** begin DATA FOR THIS EXERCISE **
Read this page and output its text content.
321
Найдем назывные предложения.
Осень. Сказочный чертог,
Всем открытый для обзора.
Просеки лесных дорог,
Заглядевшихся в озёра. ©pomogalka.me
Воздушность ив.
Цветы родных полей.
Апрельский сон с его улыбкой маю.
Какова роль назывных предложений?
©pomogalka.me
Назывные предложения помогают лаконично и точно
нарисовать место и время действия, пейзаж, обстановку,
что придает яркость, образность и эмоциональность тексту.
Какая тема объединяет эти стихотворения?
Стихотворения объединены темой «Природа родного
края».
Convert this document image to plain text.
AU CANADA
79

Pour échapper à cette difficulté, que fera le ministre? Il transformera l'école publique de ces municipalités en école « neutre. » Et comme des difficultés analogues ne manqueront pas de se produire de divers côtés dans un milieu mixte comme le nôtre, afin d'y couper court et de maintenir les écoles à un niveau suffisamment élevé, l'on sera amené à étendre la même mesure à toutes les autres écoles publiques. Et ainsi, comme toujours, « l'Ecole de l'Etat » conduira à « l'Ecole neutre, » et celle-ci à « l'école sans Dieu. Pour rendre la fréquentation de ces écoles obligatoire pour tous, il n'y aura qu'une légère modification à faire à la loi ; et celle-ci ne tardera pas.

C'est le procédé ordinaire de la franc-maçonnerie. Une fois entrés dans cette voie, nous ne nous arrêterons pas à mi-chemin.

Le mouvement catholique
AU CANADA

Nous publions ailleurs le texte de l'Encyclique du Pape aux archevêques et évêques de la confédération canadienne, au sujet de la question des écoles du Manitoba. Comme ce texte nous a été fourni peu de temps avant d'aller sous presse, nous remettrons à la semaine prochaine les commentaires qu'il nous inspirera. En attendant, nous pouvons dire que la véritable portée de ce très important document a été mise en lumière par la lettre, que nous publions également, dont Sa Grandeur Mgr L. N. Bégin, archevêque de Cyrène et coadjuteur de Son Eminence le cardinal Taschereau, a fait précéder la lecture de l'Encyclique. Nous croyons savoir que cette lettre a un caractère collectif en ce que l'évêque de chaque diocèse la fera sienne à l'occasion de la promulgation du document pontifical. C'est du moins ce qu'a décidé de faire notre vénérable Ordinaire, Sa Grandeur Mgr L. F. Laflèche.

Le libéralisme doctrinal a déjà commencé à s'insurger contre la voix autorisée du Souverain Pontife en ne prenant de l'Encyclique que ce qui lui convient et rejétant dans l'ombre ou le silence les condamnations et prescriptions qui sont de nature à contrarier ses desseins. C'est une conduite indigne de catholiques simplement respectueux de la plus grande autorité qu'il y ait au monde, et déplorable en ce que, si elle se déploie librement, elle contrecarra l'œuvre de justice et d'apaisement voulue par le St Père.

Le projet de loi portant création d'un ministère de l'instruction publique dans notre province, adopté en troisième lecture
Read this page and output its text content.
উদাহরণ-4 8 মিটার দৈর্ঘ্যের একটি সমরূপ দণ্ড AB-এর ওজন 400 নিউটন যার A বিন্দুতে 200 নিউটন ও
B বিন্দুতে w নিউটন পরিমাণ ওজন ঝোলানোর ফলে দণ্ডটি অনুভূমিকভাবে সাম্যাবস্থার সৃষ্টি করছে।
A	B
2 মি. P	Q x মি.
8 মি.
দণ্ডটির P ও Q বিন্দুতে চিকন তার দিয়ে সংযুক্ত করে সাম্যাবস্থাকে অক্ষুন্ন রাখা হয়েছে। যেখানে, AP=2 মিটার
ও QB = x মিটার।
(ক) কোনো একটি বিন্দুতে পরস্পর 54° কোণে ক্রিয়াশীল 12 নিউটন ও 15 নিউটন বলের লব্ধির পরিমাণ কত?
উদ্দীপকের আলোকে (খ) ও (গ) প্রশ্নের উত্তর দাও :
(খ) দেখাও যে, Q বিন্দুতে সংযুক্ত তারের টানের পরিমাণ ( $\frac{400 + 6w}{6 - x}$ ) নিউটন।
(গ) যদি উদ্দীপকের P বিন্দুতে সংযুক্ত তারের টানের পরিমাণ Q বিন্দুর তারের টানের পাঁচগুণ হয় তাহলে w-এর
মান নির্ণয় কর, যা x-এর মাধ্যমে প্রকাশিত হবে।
** end DATA FOR THIS EXERCISE **
- WHAT IS REQUIRED -
Answer with one number: how many lines in the listing hold "nous".

- REPLY -
2